— Goal —
Emit the entire listing verbatim.

--- --- ---

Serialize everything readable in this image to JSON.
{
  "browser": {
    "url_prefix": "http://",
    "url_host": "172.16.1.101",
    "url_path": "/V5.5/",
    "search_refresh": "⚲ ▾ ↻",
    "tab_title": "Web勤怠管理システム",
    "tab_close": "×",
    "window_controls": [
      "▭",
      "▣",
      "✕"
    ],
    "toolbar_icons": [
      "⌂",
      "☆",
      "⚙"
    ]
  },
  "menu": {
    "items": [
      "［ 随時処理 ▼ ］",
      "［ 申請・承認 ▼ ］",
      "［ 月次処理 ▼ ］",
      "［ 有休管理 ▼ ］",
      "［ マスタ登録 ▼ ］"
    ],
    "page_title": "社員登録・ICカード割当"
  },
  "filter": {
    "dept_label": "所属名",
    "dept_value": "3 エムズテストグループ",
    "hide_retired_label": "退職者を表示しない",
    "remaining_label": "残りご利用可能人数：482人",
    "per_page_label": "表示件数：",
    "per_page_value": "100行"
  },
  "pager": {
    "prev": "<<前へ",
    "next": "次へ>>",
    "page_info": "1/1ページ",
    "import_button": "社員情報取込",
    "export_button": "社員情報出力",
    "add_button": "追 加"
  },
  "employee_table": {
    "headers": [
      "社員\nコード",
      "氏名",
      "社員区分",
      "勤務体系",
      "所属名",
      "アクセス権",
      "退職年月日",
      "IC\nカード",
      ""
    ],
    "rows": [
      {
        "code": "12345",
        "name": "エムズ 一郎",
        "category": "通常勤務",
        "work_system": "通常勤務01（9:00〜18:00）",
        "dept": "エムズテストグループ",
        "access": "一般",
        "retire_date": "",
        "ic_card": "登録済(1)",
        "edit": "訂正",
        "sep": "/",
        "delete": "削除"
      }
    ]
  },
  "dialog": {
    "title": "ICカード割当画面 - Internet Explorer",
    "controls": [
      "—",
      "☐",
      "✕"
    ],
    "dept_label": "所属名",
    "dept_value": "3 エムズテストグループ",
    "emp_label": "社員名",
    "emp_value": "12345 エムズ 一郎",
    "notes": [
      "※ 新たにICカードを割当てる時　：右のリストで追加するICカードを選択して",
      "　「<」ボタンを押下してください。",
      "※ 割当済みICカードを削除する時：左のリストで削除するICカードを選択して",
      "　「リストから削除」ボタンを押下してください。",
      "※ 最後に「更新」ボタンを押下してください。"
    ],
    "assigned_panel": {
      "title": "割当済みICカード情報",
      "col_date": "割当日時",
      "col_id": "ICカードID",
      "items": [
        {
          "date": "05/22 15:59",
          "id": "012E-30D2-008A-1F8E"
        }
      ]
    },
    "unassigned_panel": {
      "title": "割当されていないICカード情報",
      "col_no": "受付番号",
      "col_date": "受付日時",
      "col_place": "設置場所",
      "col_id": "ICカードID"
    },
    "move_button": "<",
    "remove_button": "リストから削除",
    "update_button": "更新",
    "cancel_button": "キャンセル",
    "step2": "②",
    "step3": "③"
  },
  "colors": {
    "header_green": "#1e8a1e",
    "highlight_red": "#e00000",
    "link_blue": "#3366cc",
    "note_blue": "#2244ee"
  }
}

--- --- ---

— Task response —
Serialize everything readable in this image to JSON.
{
  "browser": {
    "url_prefix": "http://",
    "url_host": "172.16.1.101",
    "url_path": "/V5.5/",
    "search_refresh": "⚲ ▾ ↻",
    "tab_title": "Web勤怠管理システム",
    "tab_close": "×",
    "window_controls": [
      "▭",
      "▣",
      "✕"
    ],
    "toolbar_icons": [
      "⌂",
      "☆",
      "⚙"
    ]
  },
  "menu": {
    "items": [
      "［ 随時処理 ▼ ］",
      "［ 申請・承認 ▼ ］",
      "［ 月次処理 ▼ ］",
      "［ 有休管理 ▼ ］",
      "［ マスタ登録 ▼ ］"
    ],
    "page_title": "社員登録・ICカード割当"
  },
  "filter": {
    "dept_label": "所属名",
    "dept_value": "3 エムズテストグループ",
    "hide_retired_label": "退職者を表示しない",
    "remaining_label": "残りご利用可能人数：482人",
    "per_page_label": "表示件数：",
    "per_page_value": "100行"
  },
  "pager": {
    "prev": "<<前へ",
    "next": "次へ>>",
    "page_info": "1/1ページ",
    "import_button": "社員情報取込",
    "export_button": "社員情報出力",
    "add_button": "追 加"
  },
  "employee_table": {
    "headers": [
      "社員\nコード",
      "氏名",
      "社員区分",
      "勤務体系",
      "所属名",
      "アクセス権",
      "退職年月日",
      "IC\nカード",
      ""
    ],
    "rows": [
      {
        "code": "12345",
        "name": "エムズ 一郎",
        "category": "通常勤務",
        "work_system": "通常勤務01（9:00〜18:00）",
        "dept": "エムズテストグループ",
        "access": "一般",
        "retire_date": "",
        "ic_card": "登録済(1)",
        "edit": "訂正",
        "sep": "/",
        "delete": "削除"
      }
    ]
  },
  "dialog": {
    "title": "ICカード割当画面 - Internet Explorer",
    "controls": [
      "—",
      "☐",
      "✕"
    ],
    "dept_label": "所属名",
    "dept_value": "3 エムズテストグループ",
    "emp_label": "社員名",
    "emp_value": "12345 エムズ 一郎",
    "notes": [
      "※ 新たにICカードを割当てる時　：右のリストで追加するICカードを選択して",
      "　「<」ボタンを押下してください。",
      "※ 割当済みICカードを削除する時：左のリストで削除するICカードを選択して",
      "　「リストから削除」ボタンを押下してください。",
      "※ 最後に「更新」ボタンを押下してください。"
    ],
    "assigned_panel": {
      "title": "割当済みICカード情報",
      "col_date": "割当日時",
      "col_id": "ICカードID",
      "items": [
        {
          "date": "05/22 15:59",
          "id": "012E-30D2-008A-1F8E"
        }
      ]
    },
    "unassigned_panel": {
      "title": "割当されていないICカード情報",
      "col_no": "受付番号",
      "col_date": "受付日時",
      "col_place": "設置場所",
      "col_id": "ICカードID"
    },
    "move_button": "<",
    "remove_button": "リストから削除",
    "update_button": "更新",
    "cancel_button": "キャンセル",
    "step2": "②",
    "step3": "③"
  },
  "colors": {
    "header_green": "#1e8a1e",
    "highlight_red": "#e00000",
    "link_blue": "#3366cc",
    "note_blue": "#2244ee"
  }
}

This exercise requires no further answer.